■ Given exercise:
Repeat each line exactly, leaving nothing out.
=== Provided data ===
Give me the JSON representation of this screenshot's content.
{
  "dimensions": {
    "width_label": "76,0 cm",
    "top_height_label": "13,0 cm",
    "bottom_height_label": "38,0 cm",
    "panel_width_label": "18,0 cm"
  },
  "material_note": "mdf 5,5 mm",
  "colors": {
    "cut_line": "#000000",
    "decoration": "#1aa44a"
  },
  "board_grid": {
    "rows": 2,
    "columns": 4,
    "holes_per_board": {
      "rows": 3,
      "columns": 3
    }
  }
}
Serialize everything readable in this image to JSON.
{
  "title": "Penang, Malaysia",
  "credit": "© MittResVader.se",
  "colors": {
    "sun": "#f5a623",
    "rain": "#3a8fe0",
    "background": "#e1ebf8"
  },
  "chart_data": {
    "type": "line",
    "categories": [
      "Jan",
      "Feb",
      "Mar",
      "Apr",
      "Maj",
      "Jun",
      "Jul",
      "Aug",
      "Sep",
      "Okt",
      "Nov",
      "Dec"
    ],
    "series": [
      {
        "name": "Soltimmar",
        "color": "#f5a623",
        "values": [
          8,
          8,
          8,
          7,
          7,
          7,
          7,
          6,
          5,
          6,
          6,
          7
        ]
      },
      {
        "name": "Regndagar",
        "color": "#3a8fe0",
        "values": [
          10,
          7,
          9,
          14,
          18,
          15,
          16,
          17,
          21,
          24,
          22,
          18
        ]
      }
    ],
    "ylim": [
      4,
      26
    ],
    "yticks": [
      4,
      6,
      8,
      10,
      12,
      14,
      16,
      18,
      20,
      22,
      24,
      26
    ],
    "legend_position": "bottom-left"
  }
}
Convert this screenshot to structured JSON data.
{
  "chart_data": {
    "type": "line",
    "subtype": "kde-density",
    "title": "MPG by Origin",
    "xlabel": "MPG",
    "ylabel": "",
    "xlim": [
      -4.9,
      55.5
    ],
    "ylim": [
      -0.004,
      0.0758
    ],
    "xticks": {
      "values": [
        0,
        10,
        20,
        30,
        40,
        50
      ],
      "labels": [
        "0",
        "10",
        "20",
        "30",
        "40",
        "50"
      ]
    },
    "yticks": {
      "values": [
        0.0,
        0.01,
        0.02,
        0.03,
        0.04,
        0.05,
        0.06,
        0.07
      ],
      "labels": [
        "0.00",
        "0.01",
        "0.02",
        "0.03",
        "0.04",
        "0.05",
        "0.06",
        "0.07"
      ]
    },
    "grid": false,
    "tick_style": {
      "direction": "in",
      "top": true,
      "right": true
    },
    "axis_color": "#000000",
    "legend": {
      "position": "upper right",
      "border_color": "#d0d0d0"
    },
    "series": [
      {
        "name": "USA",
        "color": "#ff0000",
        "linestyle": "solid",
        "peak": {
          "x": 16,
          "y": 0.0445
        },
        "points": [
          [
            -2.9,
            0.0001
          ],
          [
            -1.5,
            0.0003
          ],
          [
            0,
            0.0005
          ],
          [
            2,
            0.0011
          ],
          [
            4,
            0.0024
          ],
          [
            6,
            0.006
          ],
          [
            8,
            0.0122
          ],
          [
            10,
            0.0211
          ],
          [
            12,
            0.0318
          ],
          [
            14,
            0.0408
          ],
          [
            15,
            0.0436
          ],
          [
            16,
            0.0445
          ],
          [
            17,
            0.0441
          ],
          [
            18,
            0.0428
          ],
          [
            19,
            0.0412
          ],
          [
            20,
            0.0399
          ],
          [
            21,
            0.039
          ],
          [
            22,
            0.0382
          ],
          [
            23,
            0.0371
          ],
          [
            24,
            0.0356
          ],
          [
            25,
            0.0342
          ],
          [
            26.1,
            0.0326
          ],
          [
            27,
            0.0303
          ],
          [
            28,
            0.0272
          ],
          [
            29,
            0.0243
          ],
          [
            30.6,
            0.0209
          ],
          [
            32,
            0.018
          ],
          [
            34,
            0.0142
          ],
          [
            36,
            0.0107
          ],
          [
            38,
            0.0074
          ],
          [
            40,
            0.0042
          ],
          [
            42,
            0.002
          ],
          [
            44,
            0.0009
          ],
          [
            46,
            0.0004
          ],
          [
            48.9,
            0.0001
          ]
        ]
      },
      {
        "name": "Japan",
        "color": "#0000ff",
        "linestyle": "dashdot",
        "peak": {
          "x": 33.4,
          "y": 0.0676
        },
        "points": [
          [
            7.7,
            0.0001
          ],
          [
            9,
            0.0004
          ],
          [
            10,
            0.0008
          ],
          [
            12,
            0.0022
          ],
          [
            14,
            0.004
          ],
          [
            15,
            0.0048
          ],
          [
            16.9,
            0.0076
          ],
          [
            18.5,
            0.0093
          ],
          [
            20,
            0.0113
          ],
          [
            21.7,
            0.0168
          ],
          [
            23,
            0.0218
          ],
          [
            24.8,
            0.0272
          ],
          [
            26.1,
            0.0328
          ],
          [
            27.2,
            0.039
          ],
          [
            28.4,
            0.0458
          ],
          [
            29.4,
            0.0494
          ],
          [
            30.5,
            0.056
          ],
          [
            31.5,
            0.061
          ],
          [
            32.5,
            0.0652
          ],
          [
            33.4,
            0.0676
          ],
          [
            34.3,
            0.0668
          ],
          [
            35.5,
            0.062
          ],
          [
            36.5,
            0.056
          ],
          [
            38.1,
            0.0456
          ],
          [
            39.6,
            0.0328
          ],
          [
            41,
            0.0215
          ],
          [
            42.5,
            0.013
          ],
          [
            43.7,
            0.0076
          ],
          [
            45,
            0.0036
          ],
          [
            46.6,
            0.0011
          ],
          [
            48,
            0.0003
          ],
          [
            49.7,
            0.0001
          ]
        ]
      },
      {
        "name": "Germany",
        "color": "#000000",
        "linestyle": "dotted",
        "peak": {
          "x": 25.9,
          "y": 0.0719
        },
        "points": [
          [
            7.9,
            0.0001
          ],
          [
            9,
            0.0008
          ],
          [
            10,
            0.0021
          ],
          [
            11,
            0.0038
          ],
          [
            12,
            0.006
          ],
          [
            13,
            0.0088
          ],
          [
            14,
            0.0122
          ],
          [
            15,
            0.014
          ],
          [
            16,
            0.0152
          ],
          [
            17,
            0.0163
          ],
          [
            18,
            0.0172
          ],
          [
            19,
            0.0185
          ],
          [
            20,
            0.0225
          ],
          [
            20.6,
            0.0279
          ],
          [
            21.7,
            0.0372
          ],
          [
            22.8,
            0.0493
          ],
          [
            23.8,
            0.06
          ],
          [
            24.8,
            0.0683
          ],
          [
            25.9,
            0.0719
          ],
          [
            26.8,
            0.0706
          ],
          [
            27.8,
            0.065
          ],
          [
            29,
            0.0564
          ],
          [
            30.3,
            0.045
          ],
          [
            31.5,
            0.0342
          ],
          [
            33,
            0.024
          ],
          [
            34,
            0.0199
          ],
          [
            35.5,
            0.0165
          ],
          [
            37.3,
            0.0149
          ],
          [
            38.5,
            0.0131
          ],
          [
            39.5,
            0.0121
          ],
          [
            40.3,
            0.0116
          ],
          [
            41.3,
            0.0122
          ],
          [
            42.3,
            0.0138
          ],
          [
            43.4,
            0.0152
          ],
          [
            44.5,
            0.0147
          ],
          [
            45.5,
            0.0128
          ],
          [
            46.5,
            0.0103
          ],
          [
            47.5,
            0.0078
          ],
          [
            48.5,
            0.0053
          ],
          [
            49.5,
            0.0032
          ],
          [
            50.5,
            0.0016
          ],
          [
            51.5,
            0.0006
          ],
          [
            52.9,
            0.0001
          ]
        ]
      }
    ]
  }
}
===
■ Result of the exercise:
Give me the JSON representation of this screenshot's content.
{
  "dimensions": {
    "width_label": "76,0 cm",
    "top_height_label": "13,0 cm",
    "bottom_height_label": "38,0 cm",
    "panel_width_label": "18,0 cm"
  },
  "material_note": "mdf 5,5 mm",
  "colors": {
    "cut_line": "#000000",
    "decoration": "#1aa44a"
  },
  "board_grid": {
    "rows": 2,
    "columns": 4,
    "holes_per_board": {
      "rows": 3,
      "columns": 3
    }
  }
}
Serialize everything readable in this image to JSON.
{
  "title": "Penang, Malaysia",
  "credit": "© MittResVader.se",
  "colors": {
    "sun": "#f5a623",
    "rain": "#3a8fe0",
    "background": "#e1ebf8"
  },
  "chart_data": {
    "type": "line",
    "categories": [
      "Jan",
      "Feb",
      "Mar",
      "Apr",
      "Maj",
      "Jun",
      "Jul",
      "Aug",
      "Sep",
      "Okt",
      "Nov",
      "Dec"
    ],
    "series": [
      {
        "name": "Soltimmar",
        "color": "#f5a623",
        "values": [
          8,
          8,
          8,
          7,
          7,
          7,
          7,
          6,
          5,
          6,
          6,
          7
        ]
      },
      {
        "name": "Regndagar",
        "color": "#3a8fe0",
        "values": [
          10,
          7,
          9,
          14,
          18,
          15,
          16,
          17,
          21,
          24,
          22,
          18
        ]
      }
    ],
    "ylim": [
      4,
      26
    ],
    "yticks": [
      4,
      6,
      8,
      10,
      12,
      14,
      16,
      18,
      20,
      22,
      24,
      26
    ],
    "legend_position": "bottom-left"
  }
}
Convert this screenshot to structured JSON data.
{
  "chart_data": {
    "type": "line",
    "subtype": "kde-density",
    "title": "MPG by Origin",
    "xlabel": "MPG",
    "ylabel": "",
    "xlim": [
      -4.9,
      55.5
    ],
    "ylim": [
      -0.004,
      0.0758
    ],
    "xticks": {
      "values": [
        0,
        10,
        20,
        30,
        40,
        50
      ],
      "labels": [
        "0",
        "10",
        "20",
        "30",
        "40",
        "50"
      ]
    },
    "yticks": {
      "values": [
        0.0,
        0.01,
        0.02,
        0.03,
        0.04,
        0.05,
        0.06,
        0.07
      ],
      "labels": [
        "0.00",
        "0.01",
        "0.02",
        "0.03",
        "0.04",
        "0.05",
        "0.06",
        "0.07"
      ]
    },
    "grid": false,
    "tick_style": {
      "direction": "in",
      "top": true,
      "right": true
    },
    "axis_color": "#000000",
    "legend": {
      "position": "upper right",
      "border_color": "#d0d0d0"
    },
    "series": [
      {
        "name": "USA",
        "color": "#ff0000",
        "linestyle": "solid",
        "peak": {
          "x": 16,
          "y": 0.0445
        },
        "points": [
          [
            -2.9,
            0.0001
          ],
          [
            -1.5,
            0.0003
          ],
          [
            0,
            0.0005
          ],
          [
            2,
            0.0011
          ],
          [
            4,
            0.0024
          ],
          [
            6,
            0.006
          ],
          [
            8,
            0.0122
          ],
          [
            10,
            0.0211
          ],
          [
            12,
            0.0318
          ],
          [
            14,
            0.0408
          ],
          [
            15,
            0.0436
          ],
          [
            16,
            0.0445
          ],
          [
            17,
            0.0441
          ],
          [
            18,
            0.0428
          ],
          [
            19,
            0.0412
          ],
          [
            20,
            0.0399
          ],
          [
            21,
            0.039
          ],
          [
            22,
            0.0382
          ],
          [
            23,
            0.0371
          ],
          [
            24,
            0.0356
          ],
          [
            25,
            0.0342
          ],
          [
            26.1,
            0.0326
          ],
          [
            27,
            0.0303
          ],
          [
            28,
            0.0272
          ],
          [
            29,
            0.0243
          ],
          [
            30.6,
            0.0209
          ],
          [
            32,
            0.018
          ],
          [
            34,
            0.0142
          ],
          [
            36,
            0.0107
          ],
          [
            38,
            0.0074
          ],
          [
            40,
            0.0042
          ],
          [
            42,
            0.002
          ],
          [
            44,
            0.0009
          ],
          [
            46,
            0.0004
          ],
          [
            48.9,
            0.0001
          ]
        ]
      },
      {
        "name": "Japan",
        "color": "#0000ff",
        "linestyle": "dashdot",
        "peak": {
          "x": 33.4,
          "y": 0.0676
        },
        "points": [
          [
            7.7,
            0.0001
          ],
          [
            9,
            0.0004
          ],
          [
            10,
            0.0008
          ],
          [
            12,
            0.0022
          ],
          [
            14,
            0.004
          ],
          [
            15,
            0.0048
          ],
          [
            16.9,
            0.0076
          ],
          [
            18.5,
            0.0093
          ],
          [
            20,
            0.0113
          ],
          [
            21.7,
            0.0168
          ],
          [
            23,
            0.0218
          ],
          [
            24.8,
            0.0272
          ],
          [
            26.1,
            0.0328
          ],
          [
            27.2,
            0.039
          ],
          [
            28.4,
            0.0458
          ],
          [
            29.4,
            0.0494
          ],
          [
            30.5,
            0.056
          ],
          [
            31.5,
            0.061
          ],
          [
            32.5,
            0.0652
          ],
          [
            33.4,
            0.0676
          ],
          [
            34.3,
            0.0668
          ],
          [
            35.5,
            0.062
          ],
          [
            36.5,
            0.056
          ],
          [
            38.1,
            0.0456
          ],
          [
            39.6,
            0.0328
          ],
          [
            41,
            0.0215
          ],
          [
            42.5,
            0.013
          ],
          [
            43.7,
            0.0076
          ],
          [
            45,
            0.0036
          ],
          [
            46.6,
            0.0011
          ],
          [
            48,
            0.0003
          ],
          [
            49.7,
            0.0001
          ]
        ]
      },
      {
        "name": "Germany",
        "color": "#000000",
        "linestyle": "dotted",
        "peak": {
          "x": 25.9,
          "y": 0.0719
        },
        "points": [
          [
            7.9,
            0.0001
          ],
          [
            9,
            0.0008
          ],
          [
            10,
            0.0021
          ],
          [
            11,
            0.0038
          ],
          [
            12,
            0.006
          ],
          [
            13,
            0.0088
          ],
          [
            14,
            0.0122
          ],
          [
            15,
            0.014
          ],
          [
            16,
            0.0152
          ],
          [
            17,
            0.0163
          ],
          [
            18,
            0.0172
          ],
          [
            19,
            0.0185
          ],
          [
            20,
            0.0225
          ],
          [
            20.6,
            0.0279
          ],
          [
            21.7,
            0.0372
          ],
          [
            22.8,
            0.0493
          ],
          [
            23.8,
            0.06
          ],
          [
            24.8,
            0.0683
          ],
          [
            25.9,
            0.0719
          ],
          [
            26.8,
            0.0706
          ],
          [
            27.8,
            0.065
          ],
          [
            29,
            0.0564
          ],
          [
            30.3,
            0.045
          ],
          [
            31.5,
            0.0342
          ],
          [
            33,
            0.024
          ],
          [
            34,
            0.0199
          ],
          [
            35.5,
            0.0165
          ],
          [
            37.3,
            0.0149
          ],
          [
            38.5,
            0.0131
          ],
          [
            39.5,
            0.0121
          ],
          [
            40.3,
            0.0116
          ],
          [
            41.3,
            0.0122
          ],
          [
            42.3,
            0.0138
          ],
          [
            43.4,
            0.0152
          ],
          [
            44.5,
            0.0147
          ],
          [
            45.5,
            0.0128
          ],
          [
            46.5,
            0.0103
          ],
          [
            47.5,
            0.0078
          ],
          [
            48.5,
            0.0053
          ],
          [
            49.5,
            0.0032
          ],
          [
            50.5,
            0.0016
          ],
          [
            51.5,
            0.0006
          ],
          [
            52.9,
            0.0001
          ]
        ]
      }
    ]
  }
}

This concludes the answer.